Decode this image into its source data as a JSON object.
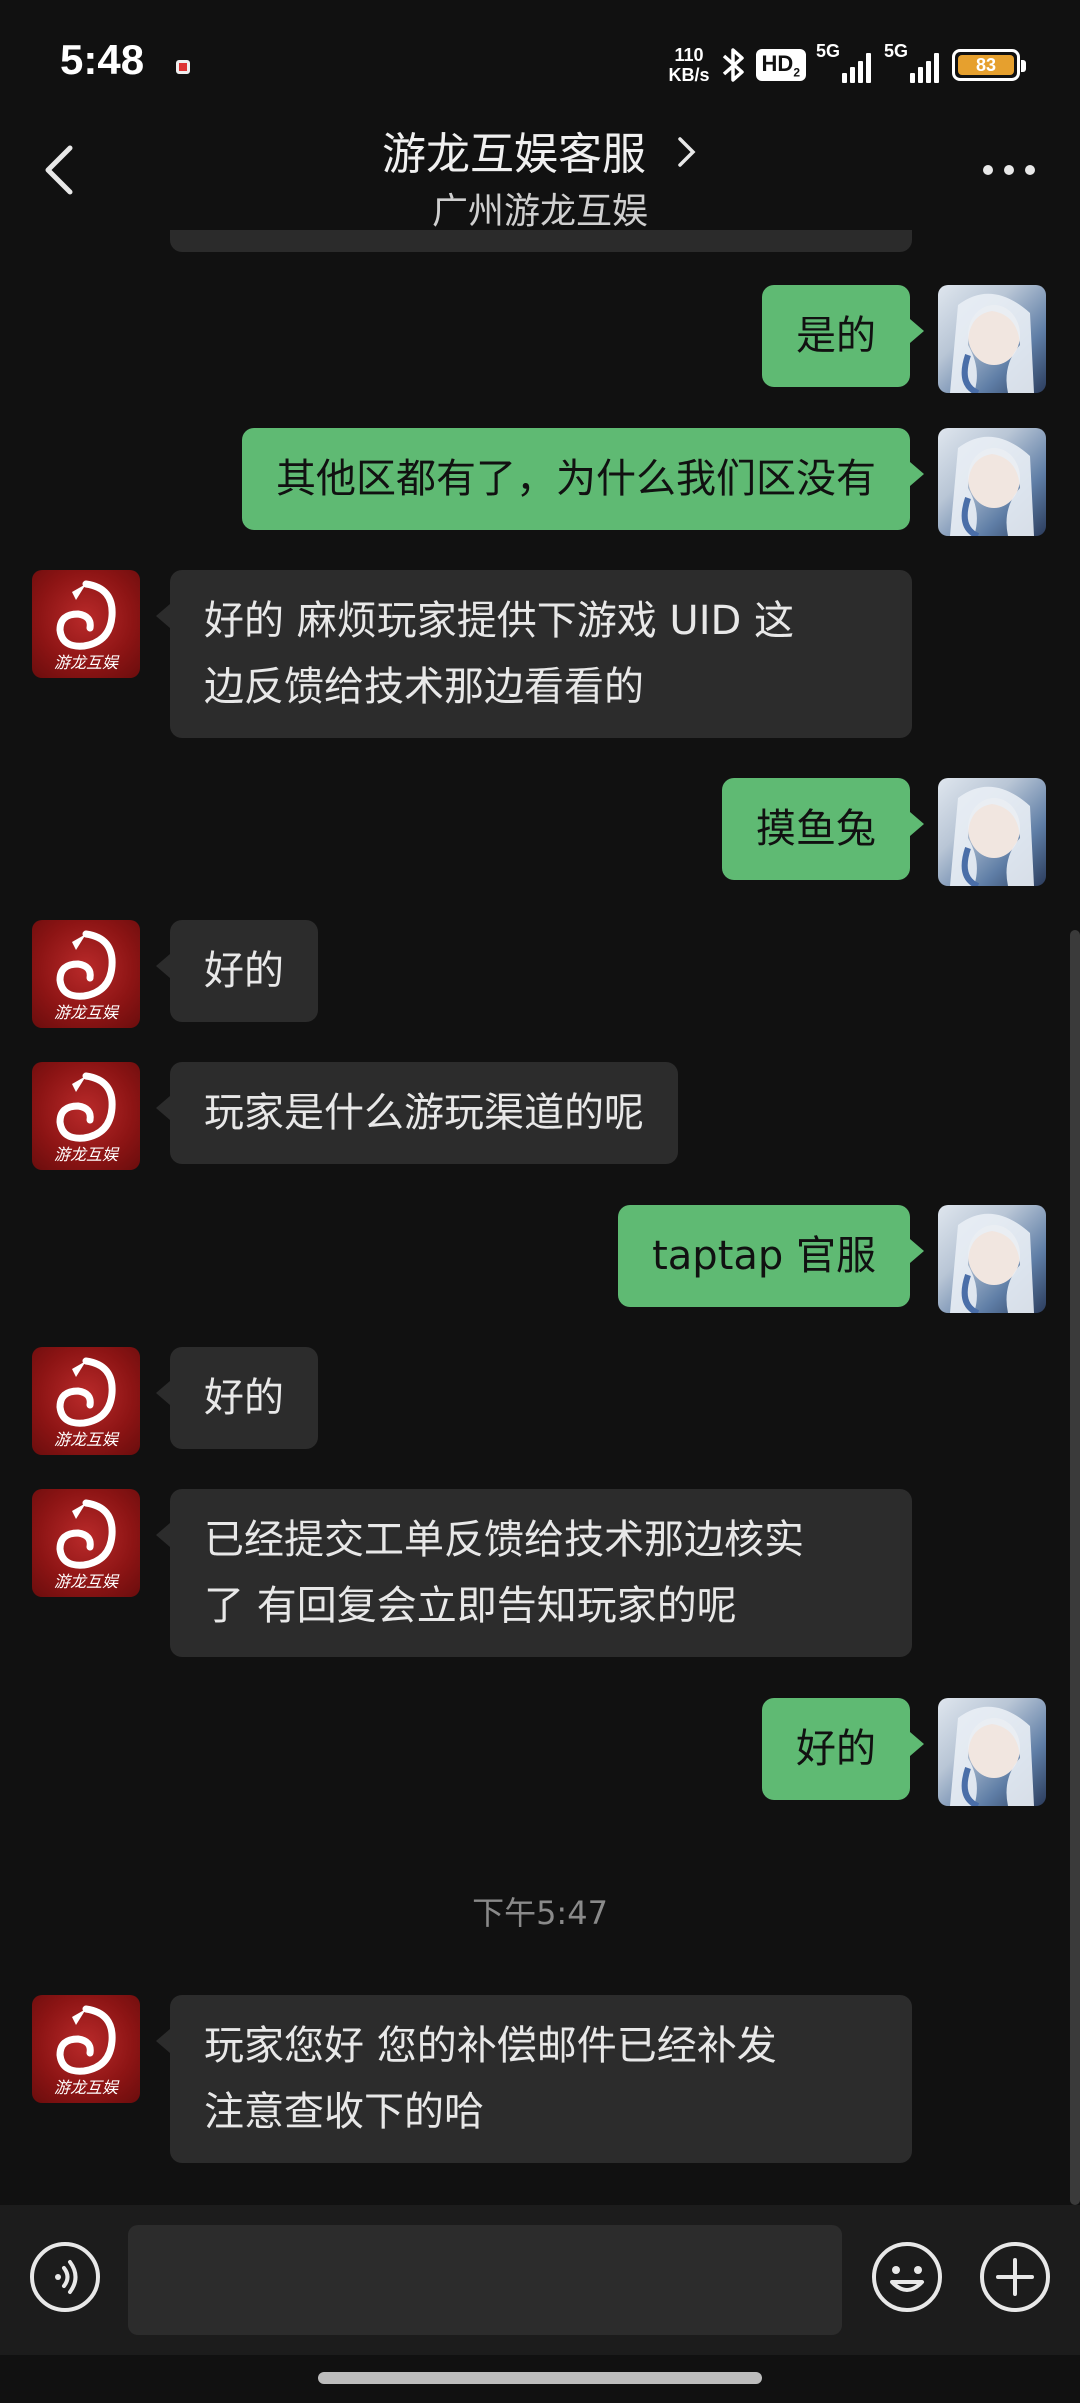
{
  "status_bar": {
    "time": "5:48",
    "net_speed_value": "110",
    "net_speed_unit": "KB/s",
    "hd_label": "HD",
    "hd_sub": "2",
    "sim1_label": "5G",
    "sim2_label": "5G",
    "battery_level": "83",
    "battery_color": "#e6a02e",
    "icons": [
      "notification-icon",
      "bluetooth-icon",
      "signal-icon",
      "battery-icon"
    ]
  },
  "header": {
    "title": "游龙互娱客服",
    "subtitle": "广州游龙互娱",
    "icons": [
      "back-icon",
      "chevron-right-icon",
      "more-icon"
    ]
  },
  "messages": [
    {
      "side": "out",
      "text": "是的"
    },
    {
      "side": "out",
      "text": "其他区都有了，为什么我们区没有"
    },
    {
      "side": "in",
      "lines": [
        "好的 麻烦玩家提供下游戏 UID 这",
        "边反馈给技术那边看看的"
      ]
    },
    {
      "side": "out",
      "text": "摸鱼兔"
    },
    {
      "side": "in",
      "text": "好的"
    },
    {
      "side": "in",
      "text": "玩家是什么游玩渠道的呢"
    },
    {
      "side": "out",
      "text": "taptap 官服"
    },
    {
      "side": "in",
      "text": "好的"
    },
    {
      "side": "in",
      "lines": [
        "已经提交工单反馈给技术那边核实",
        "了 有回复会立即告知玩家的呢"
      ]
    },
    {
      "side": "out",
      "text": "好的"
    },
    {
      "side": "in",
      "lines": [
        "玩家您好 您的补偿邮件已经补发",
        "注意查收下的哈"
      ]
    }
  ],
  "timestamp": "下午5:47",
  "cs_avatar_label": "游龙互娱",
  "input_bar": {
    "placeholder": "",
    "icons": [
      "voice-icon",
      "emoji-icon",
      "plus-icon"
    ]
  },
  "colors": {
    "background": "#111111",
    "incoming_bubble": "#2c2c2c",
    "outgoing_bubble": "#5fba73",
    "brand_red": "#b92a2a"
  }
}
...
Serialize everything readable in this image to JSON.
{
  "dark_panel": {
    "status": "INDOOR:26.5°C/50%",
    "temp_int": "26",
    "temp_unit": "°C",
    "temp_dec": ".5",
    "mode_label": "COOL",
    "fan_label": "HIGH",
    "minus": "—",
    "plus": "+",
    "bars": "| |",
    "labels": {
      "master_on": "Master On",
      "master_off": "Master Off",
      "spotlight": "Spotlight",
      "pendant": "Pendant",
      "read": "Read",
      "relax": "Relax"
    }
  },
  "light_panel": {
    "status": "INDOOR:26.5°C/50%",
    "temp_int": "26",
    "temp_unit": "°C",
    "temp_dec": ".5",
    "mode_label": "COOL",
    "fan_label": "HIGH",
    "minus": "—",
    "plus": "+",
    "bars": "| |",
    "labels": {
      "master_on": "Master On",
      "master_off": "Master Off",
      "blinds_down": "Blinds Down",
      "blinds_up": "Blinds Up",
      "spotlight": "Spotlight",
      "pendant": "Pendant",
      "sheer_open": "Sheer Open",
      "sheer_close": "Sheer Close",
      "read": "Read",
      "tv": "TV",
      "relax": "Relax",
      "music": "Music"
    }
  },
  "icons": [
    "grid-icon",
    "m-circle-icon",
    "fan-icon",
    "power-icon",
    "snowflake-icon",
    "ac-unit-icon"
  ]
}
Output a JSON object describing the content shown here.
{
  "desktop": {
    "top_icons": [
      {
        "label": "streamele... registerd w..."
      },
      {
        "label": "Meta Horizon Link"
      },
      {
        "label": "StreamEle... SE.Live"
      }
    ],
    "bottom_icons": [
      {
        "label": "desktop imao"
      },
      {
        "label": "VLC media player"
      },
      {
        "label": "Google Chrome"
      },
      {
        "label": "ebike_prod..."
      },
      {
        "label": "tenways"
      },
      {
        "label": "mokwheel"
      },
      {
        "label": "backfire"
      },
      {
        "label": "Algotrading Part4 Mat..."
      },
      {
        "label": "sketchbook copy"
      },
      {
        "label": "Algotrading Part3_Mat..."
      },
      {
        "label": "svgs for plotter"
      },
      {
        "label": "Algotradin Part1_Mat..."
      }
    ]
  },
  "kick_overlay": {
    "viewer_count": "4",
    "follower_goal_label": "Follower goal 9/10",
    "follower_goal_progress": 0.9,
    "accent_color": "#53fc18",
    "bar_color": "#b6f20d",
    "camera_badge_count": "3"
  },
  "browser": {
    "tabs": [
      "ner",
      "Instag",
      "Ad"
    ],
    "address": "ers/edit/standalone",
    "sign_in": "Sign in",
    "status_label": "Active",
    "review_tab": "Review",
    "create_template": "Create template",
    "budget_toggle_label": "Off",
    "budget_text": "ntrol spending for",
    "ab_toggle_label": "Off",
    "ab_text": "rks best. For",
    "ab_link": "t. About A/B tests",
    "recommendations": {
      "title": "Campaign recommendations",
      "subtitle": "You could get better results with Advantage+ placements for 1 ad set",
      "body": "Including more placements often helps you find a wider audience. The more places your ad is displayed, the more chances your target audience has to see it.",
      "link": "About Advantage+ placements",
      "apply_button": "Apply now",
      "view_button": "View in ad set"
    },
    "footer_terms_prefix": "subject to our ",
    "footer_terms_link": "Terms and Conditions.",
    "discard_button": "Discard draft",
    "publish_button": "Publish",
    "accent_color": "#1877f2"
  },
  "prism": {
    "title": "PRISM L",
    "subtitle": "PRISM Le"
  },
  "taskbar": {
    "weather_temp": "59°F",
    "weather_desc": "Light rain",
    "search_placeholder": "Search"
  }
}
--
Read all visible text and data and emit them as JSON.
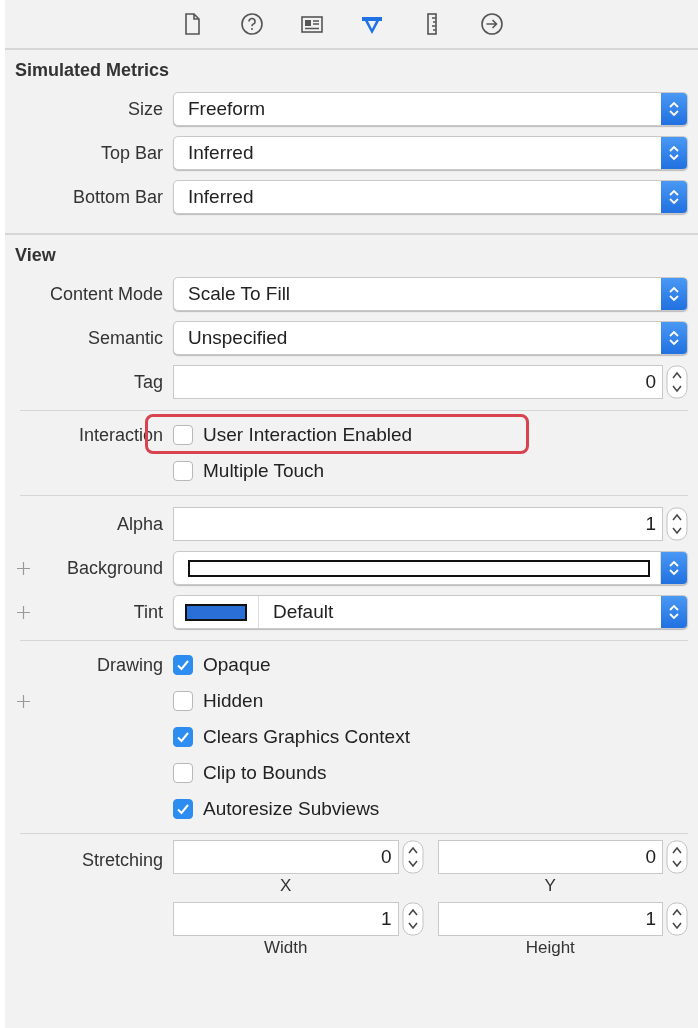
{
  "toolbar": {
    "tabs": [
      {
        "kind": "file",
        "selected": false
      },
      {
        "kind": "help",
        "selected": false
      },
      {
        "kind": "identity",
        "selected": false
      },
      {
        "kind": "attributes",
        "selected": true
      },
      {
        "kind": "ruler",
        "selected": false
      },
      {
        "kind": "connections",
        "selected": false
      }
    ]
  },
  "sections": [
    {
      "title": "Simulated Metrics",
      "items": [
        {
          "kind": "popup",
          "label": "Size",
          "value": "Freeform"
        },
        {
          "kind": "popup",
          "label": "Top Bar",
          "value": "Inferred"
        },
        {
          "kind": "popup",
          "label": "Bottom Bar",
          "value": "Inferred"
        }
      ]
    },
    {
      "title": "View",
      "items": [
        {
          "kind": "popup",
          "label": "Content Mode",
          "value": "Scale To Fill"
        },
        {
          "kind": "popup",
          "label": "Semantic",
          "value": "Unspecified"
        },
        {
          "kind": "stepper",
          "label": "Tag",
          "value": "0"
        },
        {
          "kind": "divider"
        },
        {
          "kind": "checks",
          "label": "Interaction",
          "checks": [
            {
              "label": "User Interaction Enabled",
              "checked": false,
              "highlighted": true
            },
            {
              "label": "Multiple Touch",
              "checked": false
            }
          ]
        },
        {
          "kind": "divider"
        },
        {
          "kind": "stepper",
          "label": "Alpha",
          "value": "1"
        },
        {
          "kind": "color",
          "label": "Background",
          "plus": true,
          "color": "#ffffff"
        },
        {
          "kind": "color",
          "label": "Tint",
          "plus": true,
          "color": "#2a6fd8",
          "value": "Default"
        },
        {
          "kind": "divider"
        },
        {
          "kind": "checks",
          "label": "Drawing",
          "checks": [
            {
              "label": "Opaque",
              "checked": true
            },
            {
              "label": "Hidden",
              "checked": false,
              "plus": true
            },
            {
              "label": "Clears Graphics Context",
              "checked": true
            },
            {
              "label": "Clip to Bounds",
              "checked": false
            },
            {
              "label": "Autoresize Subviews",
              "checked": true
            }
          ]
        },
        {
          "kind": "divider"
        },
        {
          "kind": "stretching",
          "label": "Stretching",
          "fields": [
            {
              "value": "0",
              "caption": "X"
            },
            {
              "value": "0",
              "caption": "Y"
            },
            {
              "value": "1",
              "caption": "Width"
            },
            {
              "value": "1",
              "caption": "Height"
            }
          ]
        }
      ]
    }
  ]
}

* **Given exercise**
Extract every line that has the string "Advantage" in it.

* **Output below**
      "subtitle": "You could get better results with Advantage+ placements for 1 ad set",
      "link": "About Advantage+ placements",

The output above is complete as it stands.